▶ Exercise task
From the data that follows, copy every line holding the string "JSON".

_____

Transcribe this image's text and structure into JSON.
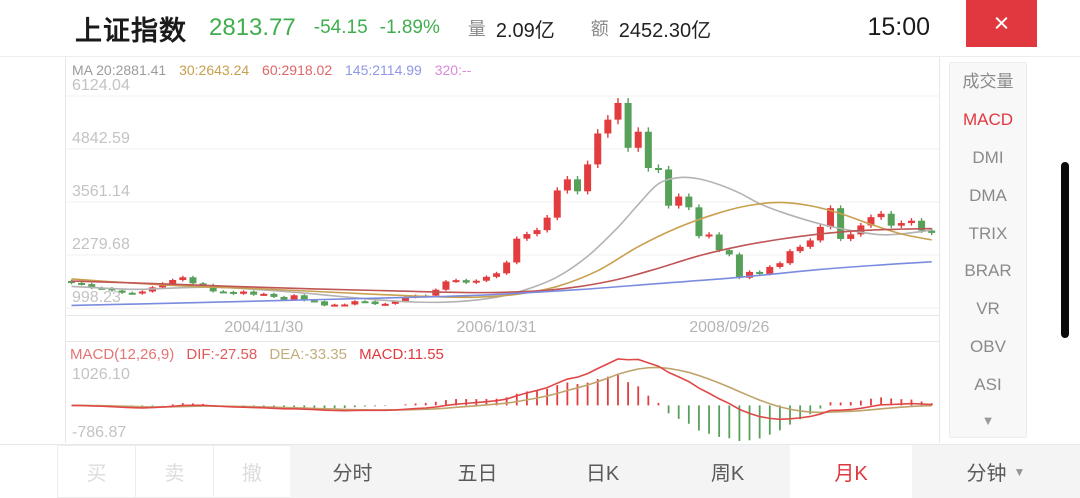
{
  "header": {
    "title": "上证指数",
    "price": "2813.77",
    "change": "-54.15",
    "change_pct": "-1.89%",
    "volume_label": "量",
    "volume_value": "2.09亿",
    "amount_label": "额",
    "amount_value": "2452.30亿",
    "time": "15:00",
    "close_icon": "×",
    "price_color": "#3fae4e",
    "close_bg": "#e0383e"
  },
  "chart_data": {
    "type": "candlestick",
    "symbol": "上证指数",
    "period": "月K",
    "ma_legend": [
      {
        "label": "MA 20:2881.41",
        "color": "#9b9b9b"
      },
      {
        "label": "30:2643.24",
        "color": "#c8a04e"
      },
      {
        "label": "60:2918.02",
        "color": "#e06666"
      },
      {
        "label": "145:2114.99",
        "color": "#8f97e8"
      },
      {
        "label": "320:--",
        "color": "#da8ada"
      }
    ],
    "y_axis_labels": [
      "6124.04",
      "4842.59",
      "3561.14",
      "2279.68",
      "998.23"
    ],
    "y_axis_values": [
      6124.04,
      4842.59,
      3561.14,
      2279.68,
      998.23
    ],
    "x_axis_labels": [
      {
        "label": "2004/11/30",
        "index": 19
      },
      {
        "label": "2006/10/31",
        "index": 42
      },
      {
        "label": "2008/09/26",
        "index": 65
      }
    ],
    "up_color": "#e23c3f",
    "down_color": "#57a05a",
    "open_first": 1650,
    "closes": [
      1603,
      1576,
      1486,
      1476,
      1421,
      1367,
      1348,
      1397,
      1497,
      1590,
      1675,
      1741,
      1595,
      1555,
      1399,
      1386,
      1342,
      1396,
      1320,
      1340,
      1266,
      1191,
      1306,
      1181,
      1159,
      1060,
      1080,
      1083,
      1162,
      1155,
      1092,
      1099,
      1161,
      1258,
      1299,
      1298,
      1440,
      1641,
      1672,
      1612,
      1658,
      1752,
      1837,
      2099,
      2675,
      2786,
      2881,
      3183,
      3841,
      4109,
      3820,
      4471,
      5218,
      5552,
      5955,
      4871,
      5261,
      4383,
      4348,
      3472,
      3693,
      3433,
      2736,
      2775,
      2397,
      2294,
      1729,
      1871,
      1821,
      1991,
      2082,
      2373,
      2477,
      2632,
      2959,
      3412,
      2668,
      2779,
      2995,
      3195,
      3277,
      2989,
      3052,
      3109,
      2871,
      2814
    ],
    "ma_lines": [
      {
        "name": "MA20",
        "color": "#b3b3b3",
        "points": [
          [
            0,
            1520
          ],
          [
            6,
            1450
          ],
          [
            10,
            1480
          ],
          [
            14,
            1500
          ],
          [
            18,
            1450
          ],
          [
            22,
            1380
          ],
          [
            26,
            1290
          ],
          [
            30,
            1200
          ],
          [
            34,
            1140
          ],
          [
            38,
            1150
          ],
          [
            42,
            1260
          ],
          [
            45,
            1450
          ],
          [
            48,
            1750
          ],
          [
            51,
            2250
          ],
          [
            54,
            2950
          ],
          [
            56,
            3500
          ],
          [
            58,
            4000
          ],
          [
            60,
            4150
          ],
          [
            62,
            4120
          ],
          [
            64,
            3980
          ],
          [
            66,
            3780
          ],
          [
            68,
            3520
          ],
          [
            70,
            3330
          ],
          [
            72,
            3170
          ],
          [
            74,
            3030
          ],
          [
            76,
            2920
          ],
          [
            78,
            2830
          ],
          [
            80,
            2770
          ],
          [
            82,
            2790
          ],
          [
            85,
            2881
          ]
        ]
      },
      {
        "name": "MA30",
        "color": "#c8a04e",
        "points": [
          [
            0,
            1700
          ],
          [
            6,
            1600
          ],
          [
            12,
            1520
          ],
          [
            18,
            1470
          ],
          [
            24,
            1400
          ],
          [
            30,
            1330
          ],
          [
            36,
            1270
          ],
          [
            40,
            1260
          ],
          [
            44,
            1330
          ],
          [
            48,
            1520
          ],
          [
            52,
            1900
          ],
          [
            56,
            2480
          ],
          [
            60,
            2950
          ],
          [
            64,
            3300
          ],
          [
            67,
            3480
          ],
          [
            70,
            3550
          ],
          [
            73,
            3470
          ],
          [
            76,
            3280
          ],
          [
            79,
            3020
          ],
          [
            82,
            2790
          ],
          [
            85,
            2643
          ]
        ]
      },
      {
        "name": "MA60",
        "color": "#c05555",
        "points": [
          [
            0,
            1650
          ],
          [
            8,
            1590
          ],
          [
            16,
            1520
          ],
          [
            24,
            1460
          ],
          [
            32,
            1410
          ],
          [
            40,
            1370
          ],
          [
            46,
            1410
          ],
          [
            50,
            1510
          ],
          [
            54,
            1690
          ],
          [
            58,
            1960
          ],
          [
            62,
            2260
          ],
          [
            66,
            2490
          ],
          [
            70,
            2660
          ],
          [
            74,
            2790
          ],
          [
            78,
            2870
          ],
          [
            82,
            2905
          ],
          [
            85,
            2918
          ]
        ]
      },
      {
        "name": "MA145",
        "color": "#7b8ce0",
        "points": [
          [
            0,
            1060
          ],
          [
            10,
            1115
          ],
          [
            20,
            1175
          ],
          [
            30,
            1235
          ],
          [
            40,
            1305
          ],
          [
            50,
            1440
          ],
          [
            58,
            1590
          ],
          [
            66,
            1740
          ],
          [
            74,
            1930
          ],
          [
            80,
            2040
          ],
          [
            85,
            2115
          ]
        ]
      }
    ],
    "macd": {
      "legend": [
        {
          "label": "MACD(12,26,9)",
          "color": "#e57373"
        },
        {
          "label": "DIF:-27.58",
          "color": "#e05a5a"
        },
        {
          "label": "DEA:-33.35",
          "color": "#c0ae7e"
        },
        {
          "label": "MACD:11.55",
          "color": "#e0393f"
        }
      ],
      "params": {
        "fast": 12,
        "slow": 26,
        "signal": 9
      },
      "y_top_label": "1026.10",
      "y_bottom_label": "-786.87",
      "dif_color": "#e04848",
      "dea_color": "#bfa36a"
    }
  },
  "sidebar": {
    "items": [
      {
        "label": "成交量",
        "active": false
      },
      {
        "label": "MACD",
        "active": true
      },
      {
        "label": "DMI",
        "active": false
      },
      {
        "label": "DMA",
        "active": false
      },
      {
        "label": "TRIX",
        "active": false
      },
      {
        "label": "BRAR",
        "active": false
      },
      {
        "label": "VR",
        "active": false
      },
      {
        "label": "OBV",
        "active": false
      },
      {
        "label": "ASI",
        "active": false
      }
    ],
    "more_icon": "▼"
  },
  "toolbar": {
    "trade": [
      "买",
      "卖",
      "撤"
    ],
    "tabs": [
      "分时",
      "五日",
      "日K",
      "周K",
      "月K"
    ],
    "active_tab": "月K",
    "minute_label": "分钟",
    "dropdown_icon": "▼"
  }
}
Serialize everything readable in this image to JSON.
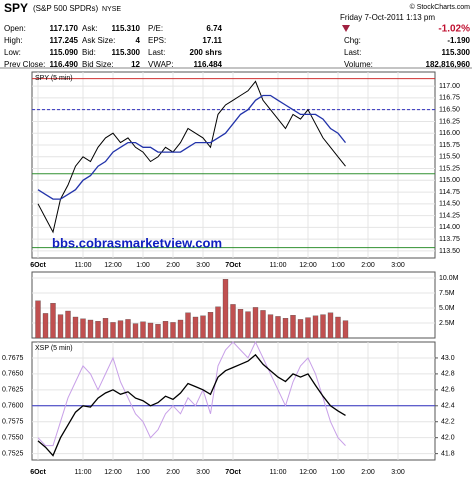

_____

▶ Worked answer
Transcribe this image's text and structure into JSON.
Serialize everything readable in this image to JSON.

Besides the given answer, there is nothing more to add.